* [TASK GOAL]
Set down, in full, every record in the block.

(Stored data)
☆ ☆ ☆ ☆
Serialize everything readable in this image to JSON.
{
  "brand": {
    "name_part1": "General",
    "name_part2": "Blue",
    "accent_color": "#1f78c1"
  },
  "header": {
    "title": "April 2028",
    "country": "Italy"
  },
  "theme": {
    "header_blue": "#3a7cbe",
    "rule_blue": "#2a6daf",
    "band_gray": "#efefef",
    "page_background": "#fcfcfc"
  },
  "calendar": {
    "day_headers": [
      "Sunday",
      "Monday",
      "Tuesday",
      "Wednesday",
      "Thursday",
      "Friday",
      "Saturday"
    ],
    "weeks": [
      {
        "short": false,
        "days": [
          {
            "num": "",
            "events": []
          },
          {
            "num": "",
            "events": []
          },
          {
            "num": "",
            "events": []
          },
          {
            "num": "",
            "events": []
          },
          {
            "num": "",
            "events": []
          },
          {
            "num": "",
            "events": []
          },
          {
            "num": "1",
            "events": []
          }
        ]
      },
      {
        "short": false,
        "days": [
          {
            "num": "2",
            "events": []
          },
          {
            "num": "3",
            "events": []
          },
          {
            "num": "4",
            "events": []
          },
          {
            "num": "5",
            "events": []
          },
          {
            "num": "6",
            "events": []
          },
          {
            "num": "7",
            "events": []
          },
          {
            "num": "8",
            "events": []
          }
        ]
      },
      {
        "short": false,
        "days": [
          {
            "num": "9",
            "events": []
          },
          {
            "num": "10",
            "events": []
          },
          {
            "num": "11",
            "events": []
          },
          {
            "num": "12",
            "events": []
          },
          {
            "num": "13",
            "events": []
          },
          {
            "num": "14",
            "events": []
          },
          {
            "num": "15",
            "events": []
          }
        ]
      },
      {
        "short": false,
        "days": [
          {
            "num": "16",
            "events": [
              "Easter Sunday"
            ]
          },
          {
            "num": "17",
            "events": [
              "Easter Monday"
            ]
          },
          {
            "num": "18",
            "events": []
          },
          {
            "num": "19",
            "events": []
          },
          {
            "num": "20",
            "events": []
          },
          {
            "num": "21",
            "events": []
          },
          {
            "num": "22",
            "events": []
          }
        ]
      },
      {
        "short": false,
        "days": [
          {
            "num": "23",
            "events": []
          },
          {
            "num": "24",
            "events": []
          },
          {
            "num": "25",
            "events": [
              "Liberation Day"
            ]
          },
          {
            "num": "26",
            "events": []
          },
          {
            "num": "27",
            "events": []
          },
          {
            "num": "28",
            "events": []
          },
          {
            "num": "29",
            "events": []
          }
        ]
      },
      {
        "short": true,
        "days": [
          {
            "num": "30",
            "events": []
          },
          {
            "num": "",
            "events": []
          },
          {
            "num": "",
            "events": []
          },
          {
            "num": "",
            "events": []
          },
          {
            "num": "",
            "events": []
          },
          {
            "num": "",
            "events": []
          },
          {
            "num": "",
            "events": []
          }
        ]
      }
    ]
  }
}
☆ ☆ ☆ ☆
* [FINISHED ANSWER]
Serialize everything readable in this image to JSON.
{
  "brand": {
    "name_part1": "General",
    "name_part2": "Blue",
    "accent_color": "#1f78c1"
  },
  "header": {
    "title": "April 2028",
    "country": "Italy"
  },
  "theme": {
    "header_blue": "#3a7cbe",
    "rule_blue": "#2a6daf",
    "band_gray": "#efefef",
    "page_background": "#fcfcfc"
  },
  "calendar": {
    "day_headers": [
      "Sunday",
      "Monday",
      "Tuesday",
      "Wednesday",
      "Thursday",
      "Friday",
      "Saturday"
    ],
    "weeks": [
      {
        "short": false,
        "days": [
          {
            "num": "",
            "events": []
          },
          {
            "num": "",
            "events": []
          },
          {
            "num": "",
            "events": []
          },
          {
            "num": "",
            "events": []
          },
          {
            "num": "",
            "events": []
          },
          {
            "num": "",
            "events": []
          },
          {
            "num": "1",
            "events": []
          }
        ]
      },
      {
        "short": false,
        "days": [
          {
            "num": "2",
            "events": []
          },
          {
            "num": "3",
            "events": []
          },
          {
            "num": "4",
            "events": []
          },
          {
            "num": "5",
            "events": []
          },
          {
            "num": "6",
            "events": []
          },
          {
            "num": "7",
            "events": []
          },
          {
            "num": "8",
            "events": []
          }
        ]
      },
      {
        "short": false,
        "days": [
          {
            "num": "9",
            "events": []
          },
          {
            "num": "10",
            "events": []
          },
          {
            "num": "11",
            "events": []
          },
          {
            "num": "12",
            "events": []
          },
          {
            "num": "13",
            "events": []
          },
          {
            "num": "14",
            "events": []
          },
          {
            "num": "15",
            "events": []
          }
        ]
      },
      {
        "short": false,
        "days": [
          {
            "num": "16",
            "events": [
              "Easter Sunday"
            ]
          },
          {
            "num": "17",
            "events": [
              "Easter Monday"
            ]
          },
          {
            "num": "18",
            "events": []
          },
          {
            "num": "19",
            "events": []
          },
          {
            "num": "20",
            "events": []
          },
          {
            "num": "21",
            "events": []
          },
          {
            "num": "22",
            "events": []
          }
        ]
      },
      {
        "short": false,
        "days": [
          {
            "num": "23",
            "events": []
          },
          {
            "num": "24",
            "events": []
          },
          {
            "num": "25",
            "events": [
              "Liberation Day"
            ]
          },
          {
            "num": "26",
            "events": []
          },
          {
            "num": "27",
            "events": []
          },
          {
            "num": "28",
            "events": []
          },
          {
            "num": "29",
            "events": []
          }
        ]
      },
      {
        "short": true,
        "days": [
          {
            "num": "30",
            "events": []
          },
          {
            "num": "",
            "events": []
          },
          {
            "num": "",
            "events": []
          },
          {
            "num": "",
            "events": []
          },
          {
            "num": "",
            "events": []
          },
          {
            "num": "",
            "events": []
          },
          {
            "num": "",
            "events": []
          }
        ]
      }
    ]
  }
}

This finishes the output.